▶ [任务说明]: 下文是关于阿特珠单抗联合白蛋白结合型紫杉醇治疗三阴性乳腺癌的节选。请列出其中那项3期研究采用的全部分层因素。

▶ [原文节选]:
----
阿特珠单抗+白蛋白结合型紫杉醇一线治疗晚期三阴性乳腺癌的结局
三阴性乳腺癌对现有靶向疗法无效,临床结局较差,化疗仍为主要的全身疗法,国际指南支持将紫杉类或蒽环类单药作为一线疗法,总生存时间各不相同,但是大多不到18个月。对于三阴性乳腺癌患者,细胞程序性死亡蛋白配体-1(PD-L1)主要表达于活化的抗原提呈细胞表面,受体为T淋巴细胞表面的细胞程序性死亡蛋白-1(PD-1),可以抑制T淋巴细胞增殖以及细胞因子产生,并且可以抑制抗癌免疫应答。因此,抑制PD-1和PD-L1可以作为三阴性乳腺癌的治疗策略。PD-L1选择性地靶向抑制剂阿特珠单抗可以防止PD-L1与PD-1受体结合,从而逆转T淋巴细胞抑制。阿特珠单抗已被批准单药治疗转移性尿路上皮癌和非小细胞肺癌。阿特珠单抗也被证实对其他实体瘤患者具有良好的安全性和临床活性,包括三阴性乳腺癌。化疗可以增强肿瘤抗原释放和免疫检查点抑制剂的抗肿瘤反应,尤其紫杉类可以激活Toll样受体活性并且促进树突细胞活性。白蛋白结合型纳米微粒紫杉醇已被晚期非小细胞肺癌患者1b期和3期研究、三阴性乳腺癌患者1b期研究证实可以增强阿特珠单抗的抗癌活性和安全性。乳腺癌患者1b期研究表明,同时给予白蛋白结合型纳米微粒紫杉醇不会削弱阿特珠单抗的免疫动力学效应。
2018年10月20日,美国麻省医学会《新英格兰医学杂志》在线发表英国伦敦玛丽王后大学、美国纽约大学、旧金山加利福尼亚大学、基因泰克、佛罗里达癌症研究所、哈佛大学达纳法伯癌症研究所、霍普金斯大学、德国海德堡大学、巴西南大河州天主教大学、圣保罗大学、日本爱知县癌症中心医院、法国居里研究所、韩国首尔大学、瑞士罗氏、澳大利亚墨尔本大学彼得麦卡勒姆癌症中心的研究报告,比较了白蛋白结合型纳米微粒紫杉醇+阿特珠单抗或安慰剂治疗转移性三阴性乳腺癌的结局。
该国际随机双盲安慰剂对照3期研究(IMpassion130、NCT02425891)于2015年6月~2017年5月从41个国家246家医院入组902例未经治疗的转移性三阴性乳腺癌患者按1∶1随机分配接受白蛋白结合型纳米微粒紫杉醇+阿特珠单抗(451例)或安慰剂(451例)直至疾病进展或发生无法耐受的毒性反应。分层因素为接受或非接受紫杉类新辅助或辅助治疗、入组时肝转移与否、入组时PD-L1表达阳性或阴性。两个主要终点为无进展生存(意向治疗人群和PD-L1阳性亚组)和总生存(意向治疗人群;如果结果显著,对PD-L1阳性亚组进行检验)。
----
▶ [给定数据]:

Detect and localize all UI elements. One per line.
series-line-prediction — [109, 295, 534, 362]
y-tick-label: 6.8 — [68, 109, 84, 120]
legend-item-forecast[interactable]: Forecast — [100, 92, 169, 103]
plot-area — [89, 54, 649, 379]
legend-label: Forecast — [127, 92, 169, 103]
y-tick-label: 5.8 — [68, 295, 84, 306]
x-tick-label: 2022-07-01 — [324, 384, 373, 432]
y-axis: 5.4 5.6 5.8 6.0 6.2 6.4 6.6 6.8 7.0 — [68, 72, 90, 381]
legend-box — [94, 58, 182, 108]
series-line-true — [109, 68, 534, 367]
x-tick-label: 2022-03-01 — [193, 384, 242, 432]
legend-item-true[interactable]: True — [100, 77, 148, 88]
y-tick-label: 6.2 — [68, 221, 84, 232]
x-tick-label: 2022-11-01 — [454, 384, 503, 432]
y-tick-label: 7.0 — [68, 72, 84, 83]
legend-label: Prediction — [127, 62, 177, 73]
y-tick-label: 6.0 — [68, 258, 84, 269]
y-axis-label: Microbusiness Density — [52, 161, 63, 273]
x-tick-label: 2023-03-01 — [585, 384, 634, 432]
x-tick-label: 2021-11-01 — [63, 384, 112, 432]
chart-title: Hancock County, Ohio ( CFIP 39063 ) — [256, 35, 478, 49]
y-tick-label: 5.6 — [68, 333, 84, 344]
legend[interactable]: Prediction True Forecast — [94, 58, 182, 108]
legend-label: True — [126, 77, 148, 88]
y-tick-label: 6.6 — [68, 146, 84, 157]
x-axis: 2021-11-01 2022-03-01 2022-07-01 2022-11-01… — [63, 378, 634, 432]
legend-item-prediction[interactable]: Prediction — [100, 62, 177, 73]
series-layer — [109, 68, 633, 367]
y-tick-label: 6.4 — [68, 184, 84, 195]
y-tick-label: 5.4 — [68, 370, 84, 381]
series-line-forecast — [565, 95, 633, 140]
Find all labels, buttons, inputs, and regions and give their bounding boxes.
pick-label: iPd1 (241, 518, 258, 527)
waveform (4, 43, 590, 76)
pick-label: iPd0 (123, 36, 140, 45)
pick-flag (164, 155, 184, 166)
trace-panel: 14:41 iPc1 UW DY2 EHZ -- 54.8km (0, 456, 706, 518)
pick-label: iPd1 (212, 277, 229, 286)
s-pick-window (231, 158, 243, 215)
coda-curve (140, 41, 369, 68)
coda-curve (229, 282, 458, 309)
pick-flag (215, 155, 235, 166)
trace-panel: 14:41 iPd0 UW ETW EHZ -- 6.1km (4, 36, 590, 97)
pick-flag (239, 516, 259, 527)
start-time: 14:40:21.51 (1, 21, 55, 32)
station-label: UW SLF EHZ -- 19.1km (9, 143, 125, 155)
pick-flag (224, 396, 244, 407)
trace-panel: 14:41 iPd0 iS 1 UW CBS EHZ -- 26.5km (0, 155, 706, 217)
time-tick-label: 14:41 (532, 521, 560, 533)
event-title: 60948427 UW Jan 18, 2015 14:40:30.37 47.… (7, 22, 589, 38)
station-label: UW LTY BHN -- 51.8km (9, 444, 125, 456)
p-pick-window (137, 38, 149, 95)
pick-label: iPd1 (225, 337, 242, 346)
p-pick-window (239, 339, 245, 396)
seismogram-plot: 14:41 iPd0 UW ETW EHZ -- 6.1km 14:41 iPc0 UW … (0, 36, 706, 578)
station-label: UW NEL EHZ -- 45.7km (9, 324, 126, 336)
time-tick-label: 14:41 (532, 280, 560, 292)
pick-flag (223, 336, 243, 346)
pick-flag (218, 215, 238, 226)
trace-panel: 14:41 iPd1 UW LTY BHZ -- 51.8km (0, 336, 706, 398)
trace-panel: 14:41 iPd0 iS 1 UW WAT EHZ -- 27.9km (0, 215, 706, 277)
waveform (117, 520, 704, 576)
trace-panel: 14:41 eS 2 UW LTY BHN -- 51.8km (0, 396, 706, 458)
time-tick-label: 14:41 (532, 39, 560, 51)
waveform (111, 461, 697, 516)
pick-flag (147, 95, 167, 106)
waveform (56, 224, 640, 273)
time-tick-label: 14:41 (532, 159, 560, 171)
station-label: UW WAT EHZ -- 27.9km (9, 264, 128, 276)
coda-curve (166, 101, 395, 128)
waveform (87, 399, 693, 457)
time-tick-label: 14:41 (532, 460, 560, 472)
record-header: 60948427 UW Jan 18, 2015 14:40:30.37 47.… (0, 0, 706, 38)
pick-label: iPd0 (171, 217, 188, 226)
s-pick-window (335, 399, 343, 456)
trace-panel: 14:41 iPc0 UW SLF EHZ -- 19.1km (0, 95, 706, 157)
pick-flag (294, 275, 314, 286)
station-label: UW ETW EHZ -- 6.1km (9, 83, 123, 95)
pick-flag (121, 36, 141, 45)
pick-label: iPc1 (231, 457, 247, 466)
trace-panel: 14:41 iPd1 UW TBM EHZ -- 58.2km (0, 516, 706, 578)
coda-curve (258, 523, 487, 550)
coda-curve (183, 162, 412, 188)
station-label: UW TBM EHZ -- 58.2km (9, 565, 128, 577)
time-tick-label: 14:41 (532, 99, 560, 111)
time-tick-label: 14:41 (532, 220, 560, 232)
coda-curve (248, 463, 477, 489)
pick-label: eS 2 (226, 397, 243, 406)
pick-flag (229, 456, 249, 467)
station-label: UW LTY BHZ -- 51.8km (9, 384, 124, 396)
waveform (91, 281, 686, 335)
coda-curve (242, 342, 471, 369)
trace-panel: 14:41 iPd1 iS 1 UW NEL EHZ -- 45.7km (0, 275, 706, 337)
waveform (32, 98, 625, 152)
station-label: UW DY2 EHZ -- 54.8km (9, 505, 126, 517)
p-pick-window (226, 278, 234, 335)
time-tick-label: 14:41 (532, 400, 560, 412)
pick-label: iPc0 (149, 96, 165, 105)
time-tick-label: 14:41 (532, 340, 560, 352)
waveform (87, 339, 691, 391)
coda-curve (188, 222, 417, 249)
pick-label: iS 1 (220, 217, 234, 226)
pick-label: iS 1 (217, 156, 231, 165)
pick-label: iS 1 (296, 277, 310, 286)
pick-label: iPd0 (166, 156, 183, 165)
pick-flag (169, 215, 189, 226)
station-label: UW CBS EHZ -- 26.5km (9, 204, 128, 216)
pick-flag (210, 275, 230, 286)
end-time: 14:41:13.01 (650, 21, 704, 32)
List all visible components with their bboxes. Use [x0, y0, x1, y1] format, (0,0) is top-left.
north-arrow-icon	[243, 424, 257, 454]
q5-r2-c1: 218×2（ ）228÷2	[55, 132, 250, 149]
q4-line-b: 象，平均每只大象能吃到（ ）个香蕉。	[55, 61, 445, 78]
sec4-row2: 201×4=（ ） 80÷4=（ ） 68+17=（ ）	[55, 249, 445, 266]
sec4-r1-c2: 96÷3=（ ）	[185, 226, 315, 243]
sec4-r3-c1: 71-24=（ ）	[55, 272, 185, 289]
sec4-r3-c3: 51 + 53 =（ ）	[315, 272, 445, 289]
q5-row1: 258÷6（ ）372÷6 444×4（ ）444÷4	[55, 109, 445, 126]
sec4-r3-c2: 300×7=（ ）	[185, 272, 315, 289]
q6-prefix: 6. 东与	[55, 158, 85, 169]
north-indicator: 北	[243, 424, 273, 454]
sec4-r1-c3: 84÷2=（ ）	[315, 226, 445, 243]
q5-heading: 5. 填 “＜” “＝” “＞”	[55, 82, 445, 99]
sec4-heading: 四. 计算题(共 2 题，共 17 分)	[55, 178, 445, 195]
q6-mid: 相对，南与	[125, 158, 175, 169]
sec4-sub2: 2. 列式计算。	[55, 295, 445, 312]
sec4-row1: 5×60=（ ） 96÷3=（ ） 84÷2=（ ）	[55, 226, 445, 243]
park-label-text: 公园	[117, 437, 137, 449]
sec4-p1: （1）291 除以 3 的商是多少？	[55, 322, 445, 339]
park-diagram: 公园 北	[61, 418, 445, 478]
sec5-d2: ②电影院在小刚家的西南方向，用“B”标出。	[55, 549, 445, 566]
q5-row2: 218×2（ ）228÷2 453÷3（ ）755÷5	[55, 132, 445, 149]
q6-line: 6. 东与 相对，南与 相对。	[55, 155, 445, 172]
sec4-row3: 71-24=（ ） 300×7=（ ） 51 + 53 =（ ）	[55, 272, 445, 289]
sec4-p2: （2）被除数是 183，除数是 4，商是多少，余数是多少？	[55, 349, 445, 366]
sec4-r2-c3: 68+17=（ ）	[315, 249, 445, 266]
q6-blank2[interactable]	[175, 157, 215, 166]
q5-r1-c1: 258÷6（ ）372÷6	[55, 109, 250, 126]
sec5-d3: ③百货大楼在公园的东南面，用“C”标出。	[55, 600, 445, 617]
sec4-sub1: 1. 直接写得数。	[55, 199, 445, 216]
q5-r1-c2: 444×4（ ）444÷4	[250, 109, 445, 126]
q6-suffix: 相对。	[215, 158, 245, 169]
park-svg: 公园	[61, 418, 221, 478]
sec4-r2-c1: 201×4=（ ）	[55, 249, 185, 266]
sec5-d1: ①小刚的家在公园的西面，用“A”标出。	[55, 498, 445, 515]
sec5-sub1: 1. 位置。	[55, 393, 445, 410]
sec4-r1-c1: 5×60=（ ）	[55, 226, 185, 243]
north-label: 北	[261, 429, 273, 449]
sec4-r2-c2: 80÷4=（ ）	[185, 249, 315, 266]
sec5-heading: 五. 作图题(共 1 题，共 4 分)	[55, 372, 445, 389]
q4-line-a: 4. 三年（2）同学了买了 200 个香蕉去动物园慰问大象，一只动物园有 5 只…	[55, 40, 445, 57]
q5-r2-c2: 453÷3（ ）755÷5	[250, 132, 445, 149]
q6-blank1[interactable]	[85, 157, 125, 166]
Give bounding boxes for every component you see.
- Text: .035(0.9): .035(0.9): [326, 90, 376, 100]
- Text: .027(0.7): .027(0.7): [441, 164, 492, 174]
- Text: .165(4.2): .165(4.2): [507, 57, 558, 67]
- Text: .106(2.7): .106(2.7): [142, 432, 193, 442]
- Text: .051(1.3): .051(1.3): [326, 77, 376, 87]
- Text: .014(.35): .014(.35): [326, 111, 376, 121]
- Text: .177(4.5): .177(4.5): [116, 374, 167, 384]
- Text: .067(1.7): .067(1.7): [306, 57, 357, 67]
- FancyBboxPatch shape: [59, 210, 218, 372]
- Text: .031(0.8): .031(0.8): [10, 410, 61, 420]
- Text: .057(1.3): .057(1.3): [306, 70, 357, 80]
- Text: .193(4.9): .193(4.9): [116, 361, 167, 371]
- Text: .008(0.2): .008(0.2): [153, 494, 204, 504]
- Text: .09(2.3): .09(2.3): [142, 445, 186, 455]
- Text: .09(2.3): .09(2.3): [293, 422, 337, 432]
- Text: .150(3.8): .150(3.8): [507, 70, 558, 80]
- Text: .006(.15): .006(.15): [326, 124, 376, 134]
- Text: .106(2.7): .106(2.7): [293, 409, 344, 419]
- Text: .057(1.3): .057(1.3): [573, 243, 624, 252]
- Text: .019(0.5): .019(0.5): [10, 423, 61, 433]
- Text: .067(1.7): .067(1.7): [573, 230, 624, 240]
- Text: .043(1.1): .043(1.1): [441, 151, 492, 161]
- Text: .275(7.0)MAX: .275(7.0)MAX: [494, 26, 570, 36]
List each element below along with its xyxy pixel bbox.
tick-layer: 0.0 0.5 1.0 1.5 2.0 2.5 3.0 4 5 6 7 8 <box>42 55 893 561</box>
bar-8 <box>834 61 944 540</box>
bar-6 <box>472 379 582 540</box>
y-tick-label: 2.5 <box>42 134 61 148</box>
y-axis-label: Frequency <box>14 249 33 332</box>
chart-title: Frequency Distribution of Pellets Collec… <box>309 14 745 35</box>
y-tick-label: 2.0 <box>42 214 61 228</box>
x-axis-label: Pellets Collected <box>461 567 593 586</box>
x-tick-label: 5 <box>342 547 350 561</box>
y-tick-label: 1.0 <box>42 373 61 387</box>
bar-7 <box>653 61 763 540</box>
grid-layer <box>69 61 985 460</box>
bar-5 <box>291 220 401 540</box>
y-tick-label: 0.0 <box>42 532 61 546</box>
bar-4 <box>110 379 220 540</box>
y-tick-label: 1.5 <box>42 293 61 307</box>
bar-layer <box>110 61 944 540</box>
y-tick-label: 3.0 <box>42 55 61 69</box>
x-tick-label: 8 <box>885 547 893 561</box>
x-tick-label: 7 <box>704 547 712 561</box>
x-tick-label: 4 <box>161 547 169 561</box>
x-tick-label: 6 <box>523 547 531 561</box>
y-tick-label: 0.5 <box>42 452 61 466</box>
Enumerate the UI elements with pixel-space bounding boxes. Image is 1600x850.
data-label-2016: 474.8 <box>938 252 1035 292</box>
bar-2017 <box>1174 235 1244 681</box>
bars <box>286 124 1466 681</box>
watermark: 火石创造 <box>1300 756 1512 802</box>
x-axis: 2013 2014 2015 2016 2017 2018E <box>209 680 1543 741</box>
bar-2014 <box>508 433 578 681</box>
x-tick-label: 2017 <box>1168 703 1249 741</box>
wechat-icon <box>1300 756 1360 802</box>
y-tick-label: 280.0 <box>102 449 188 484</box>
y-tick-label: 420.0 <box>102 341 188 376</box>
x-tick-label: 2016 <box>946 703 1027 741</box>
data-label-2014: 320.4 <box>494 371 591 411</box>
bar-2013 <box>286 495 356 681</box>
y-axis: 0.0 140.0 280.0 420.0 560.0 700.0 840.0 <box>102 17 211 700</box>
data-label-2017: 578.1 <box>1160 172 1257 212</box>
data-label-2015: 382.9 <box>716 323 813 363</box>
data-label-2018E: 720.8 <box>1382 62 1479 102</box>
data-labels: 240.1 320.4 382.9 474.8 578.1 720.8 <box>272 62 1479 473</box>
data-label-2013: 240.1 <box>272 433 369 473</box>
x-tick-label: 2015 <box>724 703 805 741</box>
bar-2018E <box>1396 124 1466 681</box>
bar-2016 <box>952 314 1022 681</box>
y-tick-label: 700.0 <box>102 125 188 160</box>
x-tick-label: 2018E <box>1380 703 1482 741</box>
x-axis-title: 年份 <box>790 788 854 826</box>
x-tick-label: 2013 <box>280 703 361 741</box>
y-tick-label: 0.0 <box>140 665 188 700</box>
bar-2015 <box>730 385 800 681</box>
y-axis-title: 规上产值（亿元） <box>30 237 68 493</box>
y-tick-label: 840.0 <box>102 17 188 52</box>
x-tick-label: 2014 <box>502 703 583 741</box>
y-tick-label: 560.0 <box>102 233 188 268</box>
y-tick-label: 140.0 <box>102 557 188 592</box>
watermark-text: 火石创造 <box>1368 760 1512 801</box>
----
▶ [答题区]:
1. 接受或非接受紫杉类新辅助或辅助治疗
2. 入组时肝转移与否
3. 入组时PD-L1表达阳性或阴性